• **EXCERPTED DATA**
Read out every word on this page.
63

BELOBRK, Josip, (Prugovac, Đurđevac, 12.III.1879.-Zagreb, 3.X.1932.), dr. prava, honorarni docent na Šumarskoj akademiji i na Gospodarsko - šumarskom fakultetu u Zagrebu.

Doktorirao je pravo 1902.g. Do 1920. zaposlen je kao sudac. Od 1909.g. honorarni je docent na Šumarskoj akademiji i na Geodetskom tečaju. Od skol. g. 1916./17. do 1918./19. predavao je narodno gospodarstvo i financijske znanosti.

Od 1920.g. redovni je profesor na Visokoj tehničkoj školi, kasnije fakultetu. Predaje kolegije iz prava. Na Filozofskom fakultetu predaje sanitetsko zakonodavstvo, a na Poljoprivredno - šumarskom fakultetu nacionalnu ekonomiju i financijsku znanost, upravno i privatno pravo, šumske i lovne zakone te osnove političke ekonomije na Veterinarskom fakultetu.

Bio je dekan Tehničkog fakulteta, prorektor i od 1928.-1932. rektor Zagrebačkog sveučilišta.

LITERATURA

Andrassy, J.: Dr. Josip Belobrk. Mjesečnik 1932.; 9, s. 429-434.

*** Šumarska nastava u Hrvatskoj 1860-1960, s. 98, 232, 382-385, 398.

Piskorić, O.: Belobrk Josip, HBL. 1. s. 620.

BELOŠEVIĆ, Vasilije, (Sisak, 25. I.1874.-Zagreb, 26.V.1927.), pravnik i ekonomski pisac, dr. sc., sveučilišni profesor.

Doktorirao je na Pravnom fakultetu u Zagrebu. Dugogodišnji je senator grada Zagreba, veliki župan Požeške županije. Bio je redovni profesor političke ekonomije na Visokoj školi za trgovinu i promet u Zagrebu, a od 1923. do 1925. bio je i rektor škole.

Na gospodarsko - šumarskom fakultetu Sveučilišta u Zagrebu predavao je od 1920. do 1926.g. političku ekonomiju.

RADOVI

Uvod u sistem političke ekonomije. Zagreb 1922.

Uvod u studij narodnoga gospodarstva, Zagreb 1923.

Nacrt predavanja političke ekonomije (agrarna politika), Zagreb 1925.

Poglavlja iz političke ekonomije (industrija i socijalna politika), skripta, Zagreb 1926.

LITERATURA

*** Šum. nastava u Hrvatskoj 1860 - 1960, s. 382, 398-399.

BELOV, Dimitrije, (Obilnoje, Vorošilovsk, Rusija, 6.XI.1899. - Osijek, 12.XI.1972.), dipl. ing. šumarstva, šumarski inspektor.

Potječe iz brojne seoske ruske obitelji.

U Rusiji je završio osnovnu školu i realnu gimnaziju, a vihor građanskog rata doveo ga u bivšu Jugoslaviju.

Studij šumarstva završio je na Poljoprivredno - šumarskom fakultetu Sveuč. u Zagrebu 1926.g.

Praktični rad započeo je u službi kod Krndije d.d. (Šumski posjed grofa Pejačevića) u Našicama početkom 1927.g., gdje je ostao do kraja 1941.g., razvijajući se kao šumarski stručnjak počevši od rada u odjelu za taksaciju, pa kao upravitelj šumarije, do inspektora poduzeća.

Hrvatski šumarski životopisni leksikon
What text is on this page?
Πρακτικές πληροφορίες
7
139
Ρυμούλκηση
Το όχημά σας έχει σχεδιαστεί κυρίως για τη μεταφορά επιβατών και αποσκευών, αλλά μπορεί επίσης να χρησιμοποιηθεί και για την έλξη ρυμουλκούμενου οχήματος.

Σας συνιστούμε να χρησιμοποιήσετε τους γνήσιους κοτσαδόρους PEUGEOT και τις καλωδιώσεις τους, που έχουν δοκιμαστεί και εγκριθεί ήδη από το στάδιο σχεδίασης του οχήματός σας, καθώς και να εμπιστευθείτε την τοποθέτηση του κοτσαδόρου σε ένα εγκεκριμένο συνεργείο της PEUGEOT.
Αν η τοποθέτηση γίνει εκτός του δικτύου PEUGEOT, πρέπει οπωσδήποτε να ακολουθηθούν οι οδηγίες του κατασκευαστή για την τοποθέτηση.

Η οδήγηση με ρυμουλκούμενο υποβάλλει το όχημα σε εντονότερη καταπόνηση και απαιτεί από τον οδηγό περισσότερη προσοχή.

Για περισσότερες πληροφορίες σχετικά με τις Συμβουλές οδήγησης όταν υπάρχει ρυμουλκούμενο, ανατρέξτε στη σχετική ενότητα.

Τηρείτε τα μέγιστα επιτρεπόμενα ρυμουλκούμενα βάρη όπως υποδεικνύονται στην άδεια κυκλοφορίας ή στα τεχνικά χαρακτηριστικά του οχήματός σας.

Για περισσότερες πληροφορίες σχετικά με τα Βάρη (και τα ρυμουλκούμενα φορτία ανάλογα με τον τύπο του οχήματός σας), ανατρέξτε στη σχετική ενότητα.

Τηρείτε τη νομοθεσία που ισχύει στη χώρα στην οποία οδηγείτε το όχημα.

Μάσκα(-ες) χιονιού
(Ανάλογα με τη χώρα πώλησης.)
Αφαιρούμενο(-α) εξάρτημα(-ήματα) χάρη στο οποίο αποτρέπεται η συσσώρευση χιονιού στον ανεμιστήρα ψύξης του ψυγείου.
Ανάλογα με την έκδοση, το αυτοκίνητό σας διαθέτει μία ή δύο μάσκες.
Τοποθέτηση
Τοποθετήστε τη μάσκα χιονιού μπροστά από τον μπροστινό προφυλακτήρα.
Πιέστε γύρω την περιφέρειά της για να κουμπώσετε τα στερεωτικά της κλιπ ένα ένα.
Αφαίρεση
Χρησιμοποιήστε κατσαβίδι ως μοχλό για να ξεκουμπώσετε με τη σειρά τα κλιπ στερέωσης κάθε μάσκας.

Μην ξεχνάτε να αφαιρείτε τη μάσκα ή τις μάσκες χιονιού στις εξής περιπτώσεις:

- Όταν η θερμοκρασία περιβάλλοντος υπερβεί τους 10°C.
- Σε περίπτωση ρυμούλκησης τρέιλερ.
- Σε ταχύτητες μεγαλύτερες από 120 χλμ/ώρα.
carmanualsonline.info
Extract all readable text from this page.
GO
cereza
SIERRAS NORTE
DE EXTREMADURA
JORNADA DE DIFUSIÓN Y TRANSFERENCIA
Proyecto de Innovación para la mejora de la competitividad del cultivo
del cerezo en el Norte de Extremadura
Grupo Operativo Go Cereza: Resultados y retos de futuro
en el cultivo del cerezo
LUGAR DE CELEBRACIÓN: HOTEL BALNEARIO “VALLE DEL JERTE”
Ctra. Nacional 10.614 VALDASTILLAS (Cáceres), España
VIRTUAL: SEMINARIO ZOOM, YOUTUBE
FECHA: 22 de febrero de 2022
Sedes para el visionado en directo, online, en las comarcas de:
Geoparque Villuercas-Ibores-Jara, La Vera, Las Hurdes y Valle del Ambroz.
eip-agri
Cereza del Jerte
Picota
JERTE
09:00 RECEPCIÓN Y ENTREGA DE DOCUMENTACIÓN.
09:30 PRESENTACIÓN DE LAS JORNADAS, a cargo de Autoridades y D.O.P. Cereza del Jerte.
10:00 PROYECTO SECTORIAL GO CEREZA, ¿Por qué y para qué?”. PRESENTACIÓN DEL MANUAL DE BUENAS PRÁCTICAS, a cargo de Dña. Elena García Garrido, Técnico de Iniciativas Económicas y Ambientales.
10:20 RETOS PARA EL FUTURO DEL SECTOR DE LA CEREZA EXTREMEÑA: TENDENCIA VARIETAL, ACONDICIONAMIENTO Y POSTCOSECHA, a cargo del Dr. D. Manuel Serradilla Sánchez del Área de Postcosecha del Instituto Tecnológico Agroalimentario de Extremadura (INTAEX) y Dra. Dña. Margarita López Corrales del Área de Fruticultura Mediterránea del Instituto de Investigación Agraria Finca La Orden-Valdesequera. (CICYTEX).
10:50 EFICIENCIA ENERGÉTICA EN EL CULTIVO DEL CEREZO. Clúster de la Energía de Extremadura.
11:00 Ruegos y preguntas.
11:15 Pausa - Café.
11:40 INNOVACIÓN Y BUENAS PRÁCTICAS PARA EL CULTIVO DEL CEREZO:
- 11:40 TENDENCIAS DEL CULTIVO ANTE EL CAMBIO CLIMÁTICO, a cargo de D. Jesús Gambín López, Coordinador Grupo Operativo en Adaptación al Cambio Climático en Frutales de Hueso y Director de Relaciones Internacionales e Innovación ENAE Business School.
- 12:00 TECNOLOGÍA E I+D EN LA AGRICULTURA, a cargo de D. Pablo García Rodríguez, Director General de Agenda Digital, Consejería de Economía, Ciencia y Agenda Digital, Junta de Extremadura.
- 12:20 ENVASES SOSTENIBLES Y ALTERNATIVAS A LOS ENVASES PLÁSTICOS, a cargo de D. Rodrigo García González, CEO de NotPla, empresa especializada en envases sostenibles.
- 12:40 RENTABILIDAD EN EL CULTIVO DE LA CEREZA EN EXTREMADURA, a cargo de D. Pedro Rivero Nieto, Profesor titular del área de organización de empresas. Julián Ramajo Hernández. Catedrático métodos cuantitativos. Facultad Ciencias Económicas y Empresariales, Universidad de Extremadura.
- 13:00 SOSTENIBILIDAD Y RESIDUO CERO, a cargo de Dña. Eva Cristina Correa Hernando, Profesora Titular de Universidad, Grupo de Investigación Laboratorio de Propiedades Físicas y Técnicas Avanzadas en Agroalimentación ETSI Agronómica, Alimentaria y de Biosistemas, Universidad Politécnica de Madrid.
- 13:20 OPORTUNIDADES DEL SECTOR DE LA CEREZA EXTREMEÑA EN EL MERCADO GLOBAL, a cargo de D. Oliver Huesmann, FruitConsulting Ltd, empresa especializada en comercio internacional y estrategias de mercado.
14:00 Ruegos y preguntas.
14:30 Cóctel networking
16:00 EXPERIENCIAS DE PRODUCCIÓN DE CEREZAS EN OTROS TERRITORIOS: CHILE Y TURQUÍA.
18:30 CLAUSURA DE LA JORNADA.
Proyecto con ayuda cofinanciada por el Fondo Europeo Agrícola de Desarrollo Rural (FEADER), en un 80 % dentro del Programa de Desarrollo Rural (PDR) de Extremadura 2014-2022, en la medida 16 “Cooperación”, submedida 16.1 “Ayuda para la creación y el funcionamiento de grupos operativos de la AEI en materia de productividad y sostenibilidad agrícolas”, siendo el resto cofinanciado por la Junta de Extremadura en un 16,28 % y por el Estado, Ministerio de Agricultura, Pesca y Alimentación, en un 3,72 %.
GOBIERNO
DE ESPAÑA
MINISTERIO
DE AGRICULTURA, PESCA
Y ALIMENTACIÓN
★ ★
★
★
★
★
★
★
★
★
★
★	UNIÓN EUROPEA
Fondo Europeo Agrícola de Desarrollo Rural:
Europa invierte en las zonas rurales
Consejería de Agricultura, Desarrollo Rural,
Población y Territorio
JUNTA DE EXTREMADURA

• **OBJECTIVE**
In the listing, find every line containing the word "Investigación" and list it.

• **CORRECT RESULT**
10:20 RETOS PARA EL FUTURO DEL SECTOR DE LA CEREZA EXTREMEÑA: TENDENCIA VARIETAL, ACONDICIONAMIENTO Y POSTCOSECHA, a cargo del Dr. D. Manuel Serradilla Sánchez del Área de Postcosecha del Instituto Tecnológico Agroalimentario de Extremadura (INTAEX) y Dra. Dña. Margarita López Corrales del Área de Fruticultura Mediterránea del Instituto de Investigación Agraria Finca La Orden-Valdesequera. (CICYTEX).
- 13:00 SOSTENIBILIDAD Y RESIDUO CERO, a cargo de Dña. Eva Cristina Correa Hernando, Profesora Titular de Universidad, Grupo de Investigación Laboratorio de Propiedades Físicas y Técnicas Avanzadas en Agroalimentación ETSI Agronómica, Alimentaria y de Biosistemas, Universidad Politécnica de Madrid.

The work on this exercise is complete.